The problem: Give every line back verbatim, dropping all images.

Records for the task:

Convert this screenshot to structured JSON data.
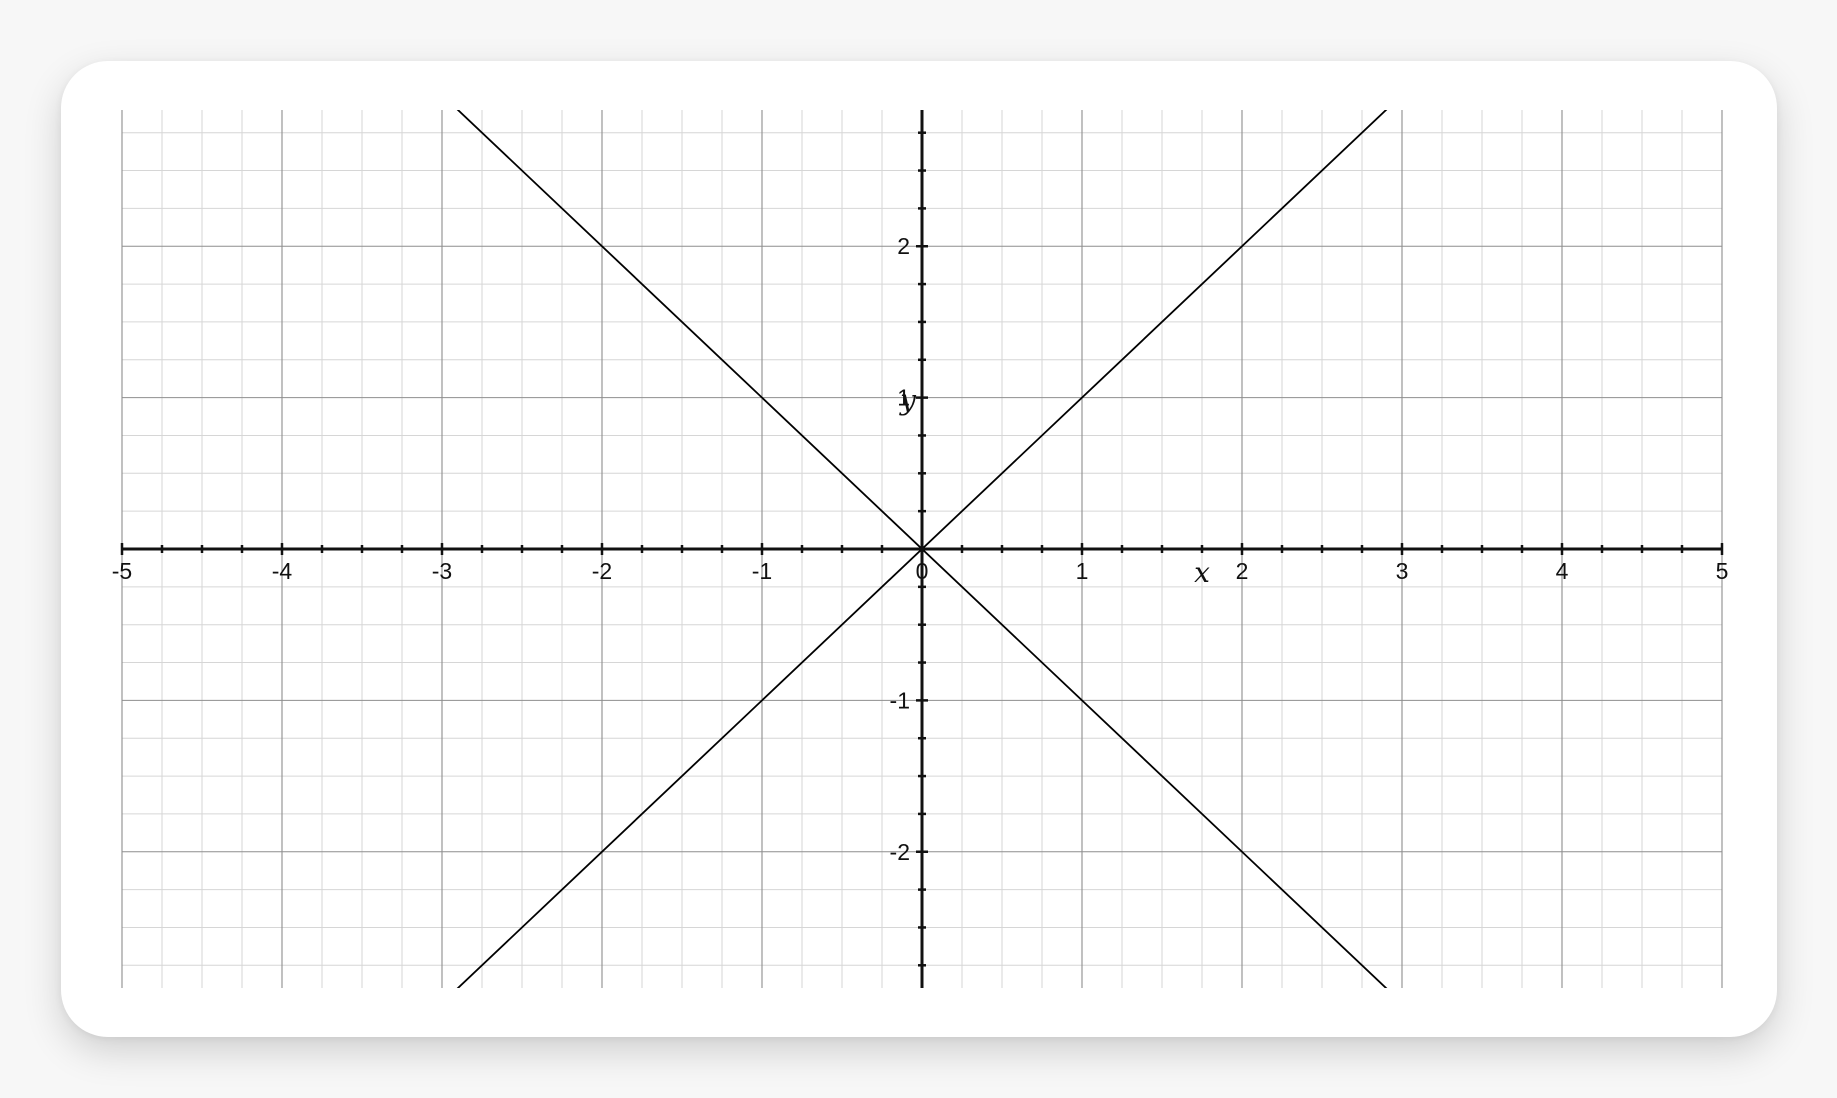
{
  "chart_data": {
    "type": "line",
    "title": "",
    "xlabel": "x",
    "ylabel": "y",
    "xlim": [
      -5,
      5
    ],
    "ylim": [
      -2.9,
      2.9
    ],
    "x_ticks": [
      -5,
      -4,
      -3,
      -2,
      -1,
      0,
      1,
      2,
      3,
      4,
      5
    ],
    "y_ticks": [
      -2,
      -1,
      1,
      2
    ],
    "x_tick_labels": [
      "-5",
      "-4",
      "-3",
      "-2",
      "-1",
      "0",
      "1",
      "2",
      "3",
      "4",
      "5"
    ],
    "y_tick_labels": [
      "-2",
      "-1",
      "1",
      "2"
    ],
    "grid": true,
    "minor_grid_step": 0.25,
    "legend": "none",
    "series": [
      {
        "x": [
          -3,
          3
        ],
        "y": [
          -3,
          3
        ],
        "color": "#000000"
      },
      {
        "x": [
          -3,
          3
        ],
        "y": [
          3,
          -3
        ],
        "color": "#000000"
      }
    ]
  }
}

Solution for this task:
Convert this screenshot to structured JSON data.
{
  "chart_data": {
    "type": "line",
    "title": "",
    "xlabel": "x",
    "ylabel": "y",
    "xlim": [
      -5,
      5
    ],
    "ylim": [
      -2.9,
      2.9
    ],
    "x_ticks": [
      -5,
      -4,
      -3,
      -2,
      -1,
      0,
      1,
      2,
      3,
      4,
      5
    ],
    "y_ticks": [
      -2,
      -1,
      1,
      2
    ],
    "x_tick_labels": [
      "-5",
      "-4",
      "-3",
      "-2",
      "-1",
      "0",
      "1",
      "2",
      "3",
      "4",
      "5"
    ],
    "y_tick_labels": [
      "-2",
      "-1",
      "1",
      "2"
    ],
    "grid": true,
    "minor_grid_step": 0.25,
    "legend": "none",
    "series": [
      {
        "x": [
          -3,
          3
        ],
        "y": [
          -3,
          3
        ],
        "color": "#000000"
      },
      {
        "x": [
          -3,
          3
        ],
        "y": [
          3,
          -3
        ],
        "color": "#000000"
      }
    ]
  }
}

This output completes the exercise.